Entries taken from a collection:
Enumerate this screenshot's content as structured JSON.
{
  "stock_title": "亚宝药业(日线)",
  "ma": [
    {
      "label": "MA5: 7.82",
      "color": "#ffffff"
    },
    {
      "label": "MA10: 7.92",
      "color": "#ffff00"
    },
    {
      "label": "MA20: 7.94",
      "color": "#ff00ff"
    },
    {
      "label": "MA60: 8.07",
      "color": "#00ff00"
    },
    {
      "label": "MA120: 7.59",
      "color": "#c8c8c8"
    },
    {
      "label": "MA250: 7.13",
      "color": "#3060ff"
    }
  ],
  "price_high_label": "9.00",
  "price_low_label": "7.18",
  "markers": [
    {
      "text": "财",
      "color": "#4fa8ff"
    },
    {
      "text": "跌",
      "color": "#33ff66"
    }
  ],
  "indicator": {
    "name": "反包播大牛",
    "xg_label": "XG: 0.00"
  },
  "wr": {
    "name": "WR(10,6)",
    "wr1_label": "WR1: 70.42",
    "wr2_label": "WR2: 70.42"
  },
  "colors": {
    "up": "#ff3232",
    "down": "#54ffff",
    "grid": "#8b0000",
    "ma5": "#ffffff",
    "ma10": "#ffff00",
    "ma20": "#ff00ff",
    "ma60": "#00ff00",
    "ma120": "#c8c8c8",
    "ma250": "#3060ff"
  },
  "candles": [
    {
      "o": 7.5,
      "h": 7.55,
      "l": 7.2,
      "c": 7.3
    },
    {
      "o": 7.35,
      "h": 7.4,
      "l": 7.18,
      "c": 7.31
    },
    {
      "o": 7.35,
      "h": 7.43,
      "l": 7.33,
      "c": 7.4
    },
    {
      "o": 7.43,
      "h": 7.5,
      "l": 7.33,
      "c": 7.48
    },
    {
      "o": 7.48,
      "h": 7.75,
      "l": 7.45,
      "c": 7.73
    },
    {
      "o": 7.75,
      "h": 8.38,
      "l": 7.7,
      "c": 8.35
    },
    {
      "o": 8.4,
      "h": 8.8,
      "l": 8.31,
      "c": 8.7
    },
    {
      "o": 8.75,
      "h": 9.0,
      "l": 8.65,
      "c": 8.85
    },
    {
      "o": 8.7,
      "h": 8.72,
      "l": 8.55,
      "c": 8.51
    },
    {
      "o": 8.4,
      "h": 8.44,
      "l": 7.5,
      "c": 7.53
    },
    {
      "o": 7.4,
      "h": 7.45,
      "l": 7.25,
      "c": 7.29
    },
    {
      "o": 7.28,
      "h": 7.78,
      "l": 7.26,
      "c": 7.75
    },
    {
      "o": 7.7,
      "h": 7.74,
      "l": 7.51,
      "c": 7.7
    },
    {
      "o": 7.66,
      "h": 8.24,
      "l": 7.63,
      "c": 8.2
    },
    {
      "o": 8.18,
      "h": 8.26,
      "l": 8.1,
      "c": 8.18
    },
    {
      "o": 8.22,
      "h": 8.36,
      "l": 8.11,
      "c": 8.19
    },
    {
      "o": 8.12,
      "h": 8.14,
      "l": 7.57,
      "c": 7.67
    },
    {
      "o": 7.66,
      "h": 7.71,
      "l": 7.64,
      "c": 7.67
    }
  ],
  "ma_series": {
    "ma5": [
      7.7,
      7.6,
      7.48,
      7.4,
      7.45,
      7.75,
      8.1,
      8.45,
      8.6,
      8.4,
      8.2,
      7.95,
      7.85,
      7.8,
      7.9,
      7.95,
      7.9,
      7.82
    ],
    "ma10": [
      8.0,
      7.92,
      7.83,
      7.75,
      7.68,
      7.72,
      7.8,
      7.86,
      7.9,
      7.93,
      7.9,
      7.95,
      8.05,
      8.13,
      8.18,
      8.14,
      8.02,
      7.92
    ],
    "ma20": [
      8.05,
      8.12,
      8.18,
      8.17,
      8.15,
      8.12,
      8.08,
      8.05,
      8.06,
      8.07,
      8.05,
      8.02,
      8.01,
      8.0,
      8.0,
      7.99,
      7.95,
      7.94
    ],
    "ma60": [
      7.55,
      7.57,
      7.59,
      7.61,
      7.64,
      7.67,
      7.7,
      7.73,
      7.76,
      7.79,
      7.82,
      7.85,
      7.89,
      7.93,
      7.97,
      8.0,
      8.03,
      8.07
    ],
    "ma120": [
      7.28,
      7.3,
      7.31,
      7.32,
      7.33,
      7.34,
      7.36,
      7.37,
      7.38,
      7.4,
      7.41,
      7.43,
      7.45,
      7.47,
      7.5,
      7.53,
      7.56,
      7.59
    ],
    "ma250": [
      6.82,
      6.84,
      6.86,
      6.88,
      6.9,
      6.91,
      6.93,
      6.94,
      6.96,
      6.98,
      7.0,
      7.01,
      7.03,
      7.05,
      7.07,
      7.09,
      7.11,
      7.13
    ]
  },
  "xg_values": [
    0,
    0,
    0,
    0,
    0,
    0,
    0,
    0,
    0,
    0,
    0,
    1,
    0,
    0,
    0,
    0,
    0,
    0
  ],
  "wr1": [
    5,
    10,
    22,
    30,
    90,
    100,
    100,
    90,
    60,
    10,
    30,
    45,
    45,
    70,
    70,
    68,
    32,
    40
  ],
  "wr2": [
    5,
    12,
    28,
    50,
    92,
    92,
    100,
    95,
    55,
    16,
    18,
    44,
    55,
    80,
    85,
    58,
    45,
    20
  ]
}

DIRECTIVE: Exactly reproduce all of the entries.

EXERCISE RESULT:
Enumerate this screenshot's content as structured JSON.
{
  "stock_title": "亚宝药业(日线)",
  "ma": [
    {
      "label": "MA5: 7.82",
      "color": "#ffffff"
    },
    {
      "label": "MA10: 7.92",
      "color": "#ffff00"
    },
    {
      "label": "MA20: 7.94",
      "color": "#ff00ff"
    },
    {
      "label": "MA60: 8.07",
      "color": "#00ff00"
    },
    {
      "label": "MA120: 7.59",
      "color": "#c8c8c8"
    },
    {
      "label": "MA250: 7.13",
      "color": "#3060ff"
    }
  ],
  "price_high_label": "9.00",
  "price_low_label": "7.18",
  "markers": [
    {
      "text": "财",
      "color": "#4fa8ff"
    },
    {
      "text": "跌",
      "color": "#33ff66"
    }
  ],
  "indicator": {
    "name": "反包播大牛",
    "xg_label": "XG: 0.00"
  },
  "wr": {
    "name": "WR(10,6)",
    "wr1_label": "WR1: 70.42",
    "wr2_label": "WR2: 70.42"
  },
  "colors": {
    "up": "#ff3232",
    "down": "#54ffff",
    "grid": "#8b0000",
    "ma5": "#ffffff",
    "ma10": "#ffff00",
    "ma20": "#ff00ff",
    "ma60": "#00ff00",
    "ma120": "#c8c8c8",
    "ma250": "#3060ff"
  },
  "candles": [
    {
      "o": 7.5,
      "h": 7.55,
      "l": 7.2,
      "c": 7.3
    },
    {
      "o": 7.35,
      "h": 7.4,
      "l": 7.18,
      "c": 7.31
    },
    {
      "o": 7.35,
      "h": 7.43,
      "l": 7.33,
      "c": 7.4
    },
    {
      "o": 7.43,
      "h": 7.5,
      "l": 7.33,
      "c": 7.48
    },
    {
      "o": 7.48,
      "h": 7.75,
      "l": 7.45,
      "c": 7.73
    },
    {
      "o": 7.75,
      "h": 8.38,
      "l": 7.7,
      "c": 8.35
    },
    {
      "o": 8.4,
      "h": 8.8,
      "l": 8.31,
      "c": 8.7
    },
    {
      "o": 8.75,
      "h": 9.0,
      "l": 8.65,
      "c": 8.85
    },
    {
      "o": 8.7,
      "h": 8.72,
      "l": 8.55,
      "c": 8.51
    },
    {
      "o": 8.4,
      "h": 8.44,
      "l": 7.5,
      "c": 7.53
    },
    {
      "o": 7.4,
      "h": 7.45,
      "l": 7.25,
      "c": 7.29
    },
    {
      "o": 7.28,
      "h": 7.78,
      "l": 7.26,
      "c": 7.75
    },
    {
      "o": 7.7,
      "h": 7.74,
      "l": 7.51,
      "c": 7.7
    },
    {
      "o": 7.66,
      "h": 8.24,
      "l": 7.63,
      "c": 8.2
    },
    {
      "o": 8.18,
      "h": 8.26,
      "l": 8.1,
      "c": 8.18
    },
    {
      "o": 8.22,
      "h": 8.36,
      "l": 8.11,
      "c": 8.19
    },
    {
      "o": 8.12,
      "h": 8.14,
      "l": 7.57,
      "c": 7.67
    },
    {
      "o": 7.66,
      "h": 7.71,
      "l": 7.64,
      "c": 7.67
    }
  ],
  "ma_series": {
    "ma5": [
      7.7,
      7.6,
      7.48,
      7.4,
      7.45,
      7.75,
      8.1,
      8.45,
      8.6,
      8.4,
      8.2,
      7.95,
      7.85,
      7.8,
      7.9,
      7.95,
      7.9,
      7.82
    ],
    "ma10": [
      8.0,
      7.92,
      7.83,
      7.75,
      7.68,
      7.72,
      7.8,
      7.86,
      7.9,
      7.93,
      7.9,
      7.95,
      8.05,
      8.13,
      8.18,
      8.14,
      8.02,
      7.92
    ],
    "ma20": [
      8.05,
      8.12,
      8.18,
      8.17,
      8.15,
      8.12,
      8.08,
      8.05,
      8.06,
      8.07,
      8.05,
      8.02,
      8.01,
      8.0,
      8.0,
      7.99,
      7.95,
      7.94
    ],
    "ma60": [
      7.55,
      7.57,
      7.59,
      7.61,
      7.64,
      7.67,
      7.7,
      7.73,
      7.76,
      7.79,
      7.82,
      7.85,
      7.89,
      7.93,
      7.97,
      8.0,
      8.03,
      8.07
    ],
    "ma120": [
      7.28,
      7.3,
      7.31,
      7.32,
      7.33,
      7.34,
      7.36,
      7.37,
      7.38,
      7.4,
      7.41,
      7.43,
      7.45,
      7.47,
      7.5,
      7.53,
      7.56,
      7.59
    ],
    "ma250": [
      6.82,
      6.84,
      6.86,
      6.88,
      6.9,
      6.91,
      6.93,
      6.94,
      6.96,
      6.98,
      7.0,
      7.01,
      7.03,
      7.05,
      7.07,
      7.09,
      7.11,
      7.13
    ]
  },
  "xg_values": [
    0,
    0,
    0,
    0,
    0,
    0,
    0,
    0,
    0,
    0,
    0,
    1,
    0,
    0,
    0,
    0,
    0,
    0
  ],
  "wr1": [
    5,
    10,
    22,
    30,
    90,
    100,
    100,
    90,
    60,
    10,
    30,
    45,
    45,
    70,
    70,
    68,
    32,
    40
  ],
  "wr2": [
    5,
    12,
    28,
    50,
    92,
    92,
    100,
    95,
    55,
    16,
    18,
    44,
    55,
    80,
    85,
    58,
    45,
    20
  ]
}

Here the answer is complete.